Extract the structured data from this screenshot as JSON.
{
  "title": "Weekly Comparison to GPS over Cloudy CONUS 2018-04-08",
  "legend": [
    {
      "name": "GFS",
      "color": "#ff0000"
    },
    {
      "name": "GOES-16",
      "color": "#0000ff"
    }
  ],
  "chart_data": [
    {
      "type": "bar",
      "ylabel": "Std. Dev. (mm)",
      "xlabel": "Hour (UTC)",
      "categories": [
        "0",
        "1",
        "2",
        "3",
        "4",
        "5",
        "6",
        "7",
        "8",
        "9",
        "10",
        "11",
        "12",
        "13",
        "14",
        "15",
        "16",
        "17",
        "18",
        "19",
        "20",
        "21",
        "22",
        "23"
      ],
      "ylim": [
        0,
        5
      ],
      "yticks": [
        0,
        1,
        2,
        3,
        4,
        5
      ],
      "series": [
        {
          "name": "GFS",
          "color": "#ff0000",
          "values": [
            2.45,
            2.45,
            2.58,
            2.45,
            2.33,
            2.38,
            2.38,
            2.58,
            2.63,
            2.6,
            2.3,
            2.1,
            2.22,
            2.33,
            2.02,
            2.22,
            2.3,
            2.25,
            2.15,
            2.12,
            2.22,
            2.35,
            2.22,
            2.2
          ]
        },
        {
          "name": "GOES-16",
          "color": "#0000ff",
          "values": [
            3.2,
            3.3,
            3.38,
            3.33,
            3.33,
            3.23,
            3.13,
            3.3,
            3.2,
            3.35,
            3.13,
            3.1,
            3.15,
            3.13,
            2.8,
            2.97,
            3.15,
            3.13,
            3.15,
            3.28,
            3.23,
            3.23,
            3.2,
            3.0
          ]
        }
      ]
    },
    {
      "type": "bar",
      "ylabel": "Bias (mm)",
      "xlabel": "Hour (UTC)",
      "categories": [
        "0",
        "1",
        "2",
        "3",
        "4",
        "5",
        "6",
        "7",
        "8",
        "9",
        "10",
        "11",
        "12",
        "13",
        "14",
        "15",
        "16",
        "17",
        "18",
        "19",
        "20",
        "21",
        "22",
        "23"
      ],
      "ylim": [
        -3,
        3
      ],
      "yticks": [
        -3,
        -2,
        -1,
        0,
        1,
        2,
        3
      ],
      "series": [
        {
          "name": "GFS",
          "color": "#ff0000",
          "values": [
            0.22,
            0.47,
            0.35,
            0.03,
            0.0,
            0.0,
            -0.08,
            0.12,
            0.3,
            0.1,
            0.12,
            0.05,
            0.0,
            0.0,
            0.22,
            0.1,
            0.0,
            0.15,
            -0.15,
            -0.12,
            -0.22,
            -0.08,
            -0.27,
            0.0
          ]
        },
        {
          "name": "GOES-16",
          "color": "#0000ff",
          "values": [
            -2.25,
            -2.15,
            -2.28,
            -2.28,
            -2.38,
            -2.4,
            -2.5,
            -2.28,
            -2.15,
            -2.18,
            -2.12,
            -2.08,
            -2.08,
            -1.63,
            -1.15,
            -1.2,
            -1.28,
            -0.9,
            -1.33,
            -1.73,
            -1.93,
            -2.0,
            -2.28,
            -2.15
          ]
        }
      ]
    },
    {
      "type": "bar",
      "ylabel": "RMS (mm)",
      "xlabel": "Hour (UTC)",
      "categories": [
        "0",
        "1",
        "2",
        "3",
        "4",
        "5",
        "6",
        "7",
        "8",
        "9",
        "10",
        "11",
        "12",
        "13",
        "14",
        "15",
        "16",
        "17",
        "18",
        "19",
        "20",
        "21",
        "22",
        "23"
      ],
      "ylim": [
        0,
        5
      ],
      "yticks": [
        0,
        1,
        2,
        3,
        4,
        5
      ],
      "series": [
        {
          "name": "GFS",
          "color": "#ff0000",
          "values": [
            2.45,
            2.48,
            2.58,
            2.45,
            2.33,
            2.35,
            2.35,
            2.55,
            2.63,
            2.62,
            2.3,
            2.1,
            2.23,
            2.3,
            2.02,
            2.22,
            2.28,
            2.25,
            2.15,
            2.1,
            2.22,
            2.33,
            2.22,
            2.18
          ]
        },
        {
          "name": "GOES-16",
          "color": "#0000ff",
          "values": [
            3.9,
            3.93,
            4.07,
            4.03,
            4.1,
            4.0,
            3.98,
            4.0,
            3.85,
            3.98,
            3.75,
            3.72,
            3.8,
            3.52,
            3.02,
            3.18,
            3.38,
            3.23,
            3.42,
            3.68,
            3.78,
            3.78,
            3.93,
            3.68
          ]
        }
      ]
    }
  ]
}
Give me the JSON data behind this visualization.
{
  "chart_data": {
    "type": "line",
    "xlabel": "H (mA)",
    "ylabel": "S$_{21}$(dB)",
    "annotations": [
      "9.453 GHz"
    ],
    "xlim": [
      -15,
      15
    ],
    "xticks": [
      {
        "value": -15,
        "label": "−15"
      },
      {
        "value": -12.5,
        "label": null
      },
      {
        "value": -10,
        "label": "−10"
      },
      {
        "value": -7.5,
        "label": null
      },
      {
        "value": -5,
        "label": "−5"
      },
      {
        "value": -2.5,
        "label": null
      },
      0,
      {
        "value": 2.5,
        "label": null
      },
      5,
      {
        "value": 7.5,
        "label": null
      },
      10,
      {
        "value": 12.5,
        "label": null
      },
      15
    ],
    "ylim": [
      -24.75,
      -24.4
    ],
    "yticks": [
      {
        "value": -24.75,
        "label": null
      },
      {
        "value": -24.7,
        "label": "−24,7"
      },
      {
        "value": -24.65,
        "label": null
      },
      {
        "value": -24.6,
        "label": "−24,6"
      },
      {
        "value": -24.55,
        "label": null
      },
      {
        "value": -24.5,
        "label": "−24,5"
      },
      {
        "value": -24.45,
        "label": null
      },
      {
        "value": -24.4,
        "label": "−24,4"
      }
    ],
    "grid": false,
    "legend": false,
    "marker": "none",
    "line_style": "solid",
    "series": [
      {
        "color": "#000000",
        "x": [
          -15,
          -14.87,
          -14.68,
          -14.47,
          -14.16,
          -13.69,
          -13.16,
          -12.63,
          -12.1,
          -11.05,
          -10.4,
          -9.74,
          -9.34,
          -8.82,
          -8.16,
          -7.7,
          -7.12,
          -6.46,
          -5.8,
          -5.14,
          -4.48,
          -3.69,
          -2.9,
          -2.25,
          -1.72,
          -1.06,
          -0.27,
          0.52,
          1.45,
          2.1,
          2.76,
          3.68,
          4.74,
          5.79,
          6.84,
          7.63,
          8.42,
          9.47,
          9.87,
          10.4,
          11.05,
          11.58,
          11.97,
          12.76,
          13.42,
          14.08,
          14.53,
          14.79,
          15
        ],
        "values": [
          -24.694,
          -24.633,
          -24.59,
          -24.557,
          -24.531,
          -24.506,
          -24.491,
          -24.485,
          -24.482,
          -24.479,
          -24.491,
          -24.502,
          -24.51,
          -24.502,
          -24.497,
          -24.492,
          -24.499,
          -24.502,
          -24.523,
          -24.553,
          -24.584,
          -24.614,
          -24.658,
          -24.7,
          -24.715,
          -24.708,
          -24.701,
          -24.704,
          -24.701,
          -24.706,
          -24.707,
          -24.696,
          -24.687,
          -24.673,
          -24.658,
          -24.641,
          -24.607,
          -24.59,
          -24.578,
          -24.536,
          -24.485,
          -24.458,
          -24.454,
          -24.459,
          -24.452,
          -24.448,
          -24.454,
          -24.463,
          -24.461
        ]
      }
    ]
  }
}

AIM. Which lines above contain the word "ylabel"? Copy each of them.

RESPONSE TO THE EXERCISE.
      "ylabel": "Std. Dev. (mm)",
      "ylabel": "Bias (mm)",
      "ylabel": "RMS (mm)",
    "ylabel": "S$_{21}$(dB)",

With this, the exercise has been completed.